TASK DETAILS ▸ Filter for the word "JSON" and keep each matching line.
───── DATA IN THIS EXERCISE ─────
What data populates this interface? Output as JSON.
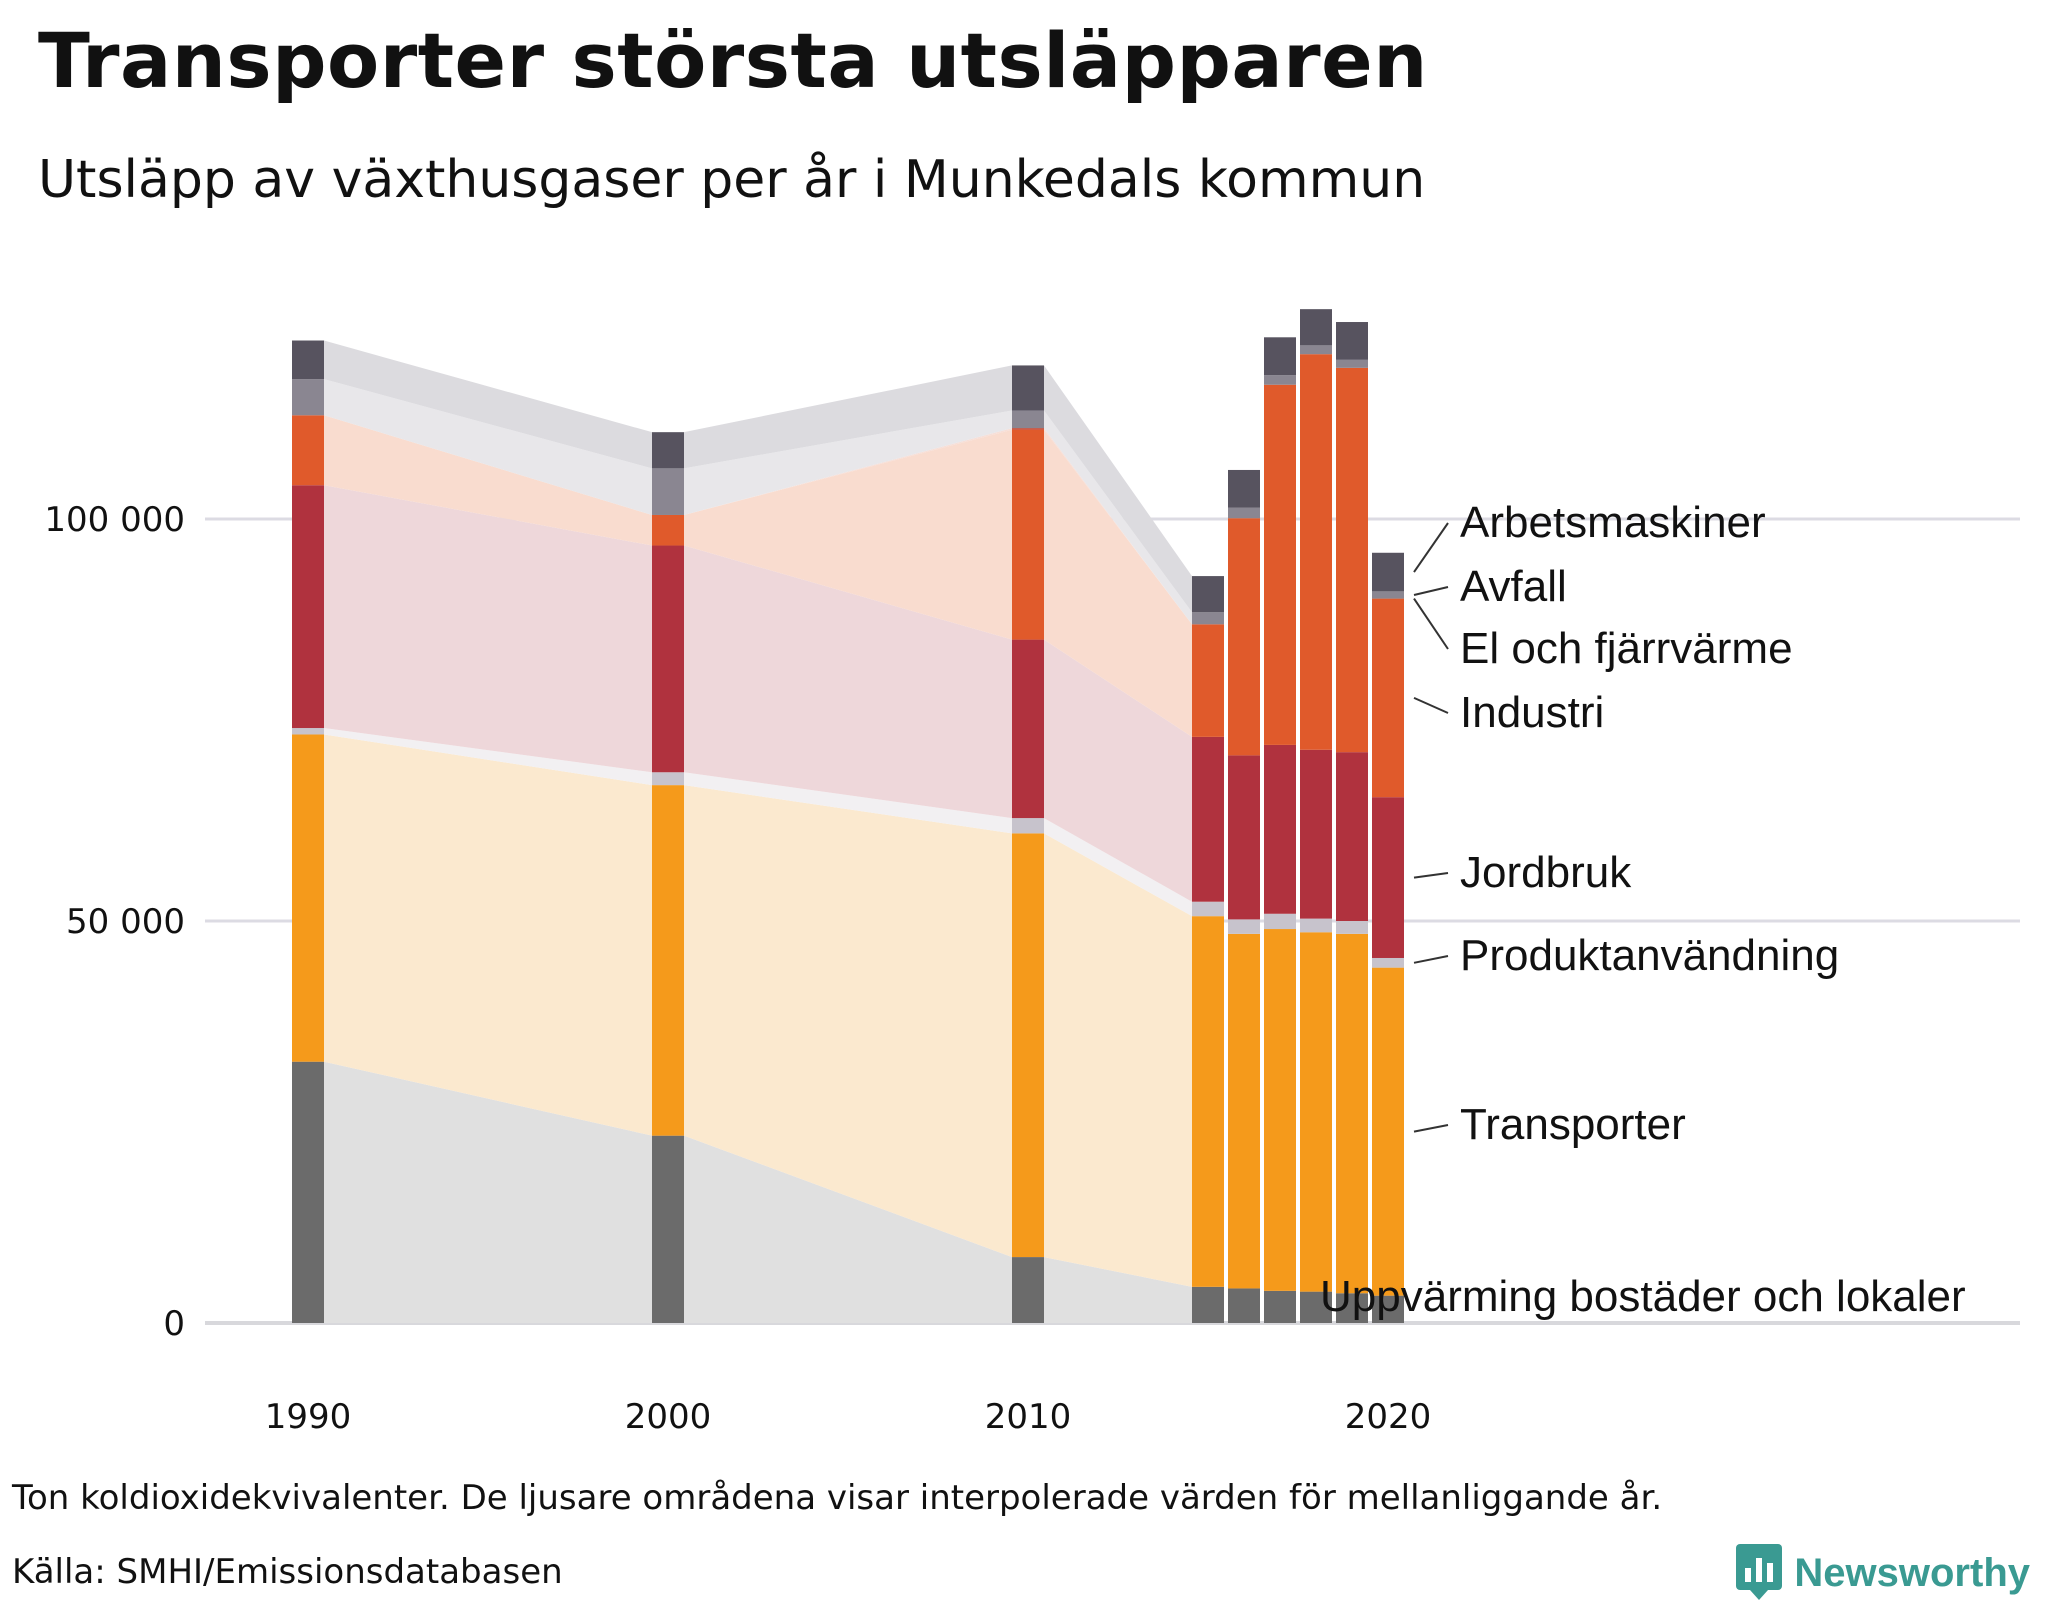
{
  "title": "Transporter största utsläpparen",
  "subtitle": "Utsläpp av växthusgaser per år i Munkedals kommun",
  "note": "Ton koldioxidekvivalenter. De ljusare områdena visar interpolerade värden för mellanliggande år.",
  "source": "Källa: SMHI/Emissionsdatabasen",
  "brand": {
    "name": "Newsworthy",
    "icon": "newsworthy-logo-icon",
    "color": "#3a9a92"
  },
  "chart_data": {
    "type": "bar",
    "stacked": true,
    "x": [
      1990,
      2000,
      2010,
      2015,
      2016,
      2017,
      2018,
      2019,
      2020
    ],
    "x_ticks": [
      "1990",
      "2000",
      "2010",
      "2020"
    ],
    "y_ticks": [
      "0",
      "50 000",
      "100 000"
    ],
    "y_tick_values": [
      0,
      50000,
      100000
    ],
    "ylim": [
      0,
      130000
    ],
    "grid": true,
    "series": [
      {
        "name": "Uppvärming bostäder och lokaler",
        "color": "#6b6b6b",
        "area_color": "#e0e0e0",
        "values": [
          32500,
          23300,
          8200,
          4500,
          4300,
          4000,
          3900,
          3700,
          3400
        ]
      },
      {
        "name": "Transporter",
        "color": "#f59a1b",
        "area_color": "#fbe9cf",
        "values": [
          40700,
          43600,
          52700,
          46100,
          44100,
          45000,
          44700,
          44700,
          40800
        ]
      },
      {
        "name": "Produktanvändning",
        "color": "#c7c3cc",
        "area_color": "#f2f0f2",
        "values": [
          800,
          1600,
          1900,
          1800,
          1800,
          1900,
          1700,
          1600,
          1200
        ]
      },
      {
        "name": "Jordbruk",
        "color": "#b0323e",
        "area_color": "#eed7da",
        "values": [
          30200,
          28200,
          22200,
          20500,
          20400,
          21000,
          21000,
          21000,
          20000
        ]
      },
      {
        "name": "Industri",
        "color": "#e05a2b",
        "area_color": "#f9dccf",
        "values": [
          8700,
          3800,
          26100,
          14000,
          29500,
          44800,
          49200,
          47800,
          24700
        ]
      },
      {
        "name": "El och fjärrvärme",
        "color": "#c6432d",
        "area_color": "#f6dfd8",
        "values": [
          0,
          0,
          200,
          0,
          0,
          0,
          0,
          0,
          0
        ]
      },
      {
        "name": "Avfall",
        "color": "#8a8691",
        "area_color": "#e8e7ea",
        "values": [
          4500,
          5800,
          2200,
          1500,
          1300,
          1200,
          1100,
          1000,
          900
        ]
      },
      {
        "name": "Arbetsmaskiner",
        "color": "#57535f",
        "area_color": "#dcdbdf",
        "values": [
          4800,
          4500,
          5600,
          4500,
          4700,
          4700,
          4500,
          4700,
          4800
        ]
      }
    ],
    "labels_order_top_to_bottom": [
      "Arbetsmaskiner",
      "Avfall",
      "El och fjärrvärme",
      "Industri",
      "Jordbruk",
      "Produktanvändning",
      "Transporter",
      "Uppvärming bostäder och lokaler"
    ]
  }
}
─────
───── DATA IN THIS EXERCISE ─────
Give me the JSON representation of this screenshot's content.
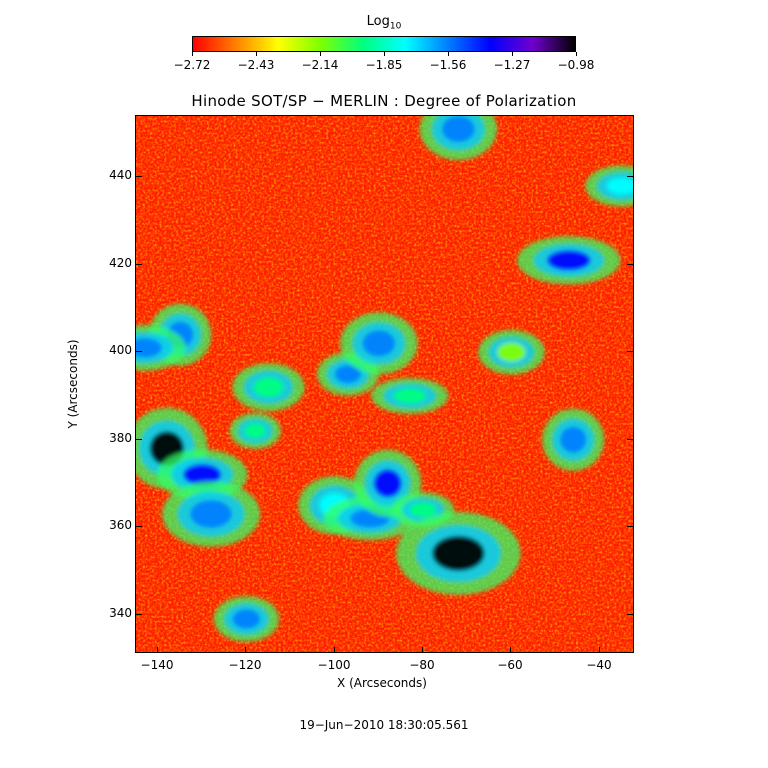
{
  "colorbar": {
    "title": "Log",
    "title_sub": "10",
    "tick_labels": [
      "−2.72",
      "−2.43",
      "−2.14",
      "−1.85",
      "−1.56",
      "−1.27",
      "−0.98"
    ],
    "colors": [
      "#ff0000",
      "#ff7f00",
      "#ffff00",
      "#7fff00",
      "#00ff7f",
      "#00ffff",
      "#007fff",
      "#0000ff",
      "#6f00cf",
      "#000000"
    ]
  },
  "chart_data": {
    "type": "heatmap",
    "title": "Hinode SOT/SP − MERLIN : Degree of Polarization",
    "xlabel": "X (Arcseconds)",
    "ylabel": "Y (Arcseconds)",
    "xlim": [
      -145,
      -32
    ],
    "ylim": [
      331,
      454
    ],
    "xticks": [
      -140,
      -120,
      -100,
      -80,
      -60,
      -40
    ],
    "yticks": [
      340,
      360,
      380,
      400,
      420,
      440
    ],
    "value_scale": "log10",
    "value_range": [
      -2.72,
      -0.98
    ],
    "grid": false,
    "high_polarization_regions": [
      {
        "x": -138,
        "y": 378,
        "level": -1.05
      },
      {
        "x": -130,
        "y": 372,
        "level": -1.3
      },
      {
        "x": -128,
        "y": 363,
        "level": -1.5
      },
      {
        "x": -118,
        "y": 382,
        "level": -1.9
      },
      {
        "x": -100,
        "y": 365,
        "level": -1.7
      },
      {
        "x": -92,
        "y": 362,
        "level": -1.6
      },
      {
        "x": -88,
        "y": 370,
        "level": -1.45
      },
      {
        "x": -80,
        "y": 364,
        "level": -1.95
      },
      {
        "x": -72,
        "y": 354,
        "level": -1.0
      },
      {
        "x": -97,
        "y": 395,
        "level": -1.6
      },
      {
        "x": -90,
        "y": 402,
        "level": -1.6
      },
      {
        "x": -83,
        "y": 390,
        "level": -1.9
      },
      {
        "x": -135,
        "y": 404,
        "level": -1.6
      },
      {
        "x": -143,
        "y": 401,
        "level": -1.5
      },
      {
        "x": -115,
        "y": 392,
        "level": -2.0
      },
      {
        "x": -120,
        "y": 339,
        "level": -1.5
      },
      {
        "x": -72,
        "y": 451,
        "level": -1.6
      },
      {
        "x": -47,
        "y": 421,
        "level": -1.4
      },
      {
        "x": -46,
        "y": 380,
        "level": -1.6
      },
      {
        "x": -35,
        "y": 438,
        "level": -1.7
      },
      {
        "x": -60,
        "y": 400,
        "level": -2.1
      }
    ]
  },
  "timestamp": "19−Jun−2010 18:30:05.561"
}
─────
THE SOLUTION ▸
What data populates this interface? Output as JSON.
Give me the JSON representation of this screenshot's content.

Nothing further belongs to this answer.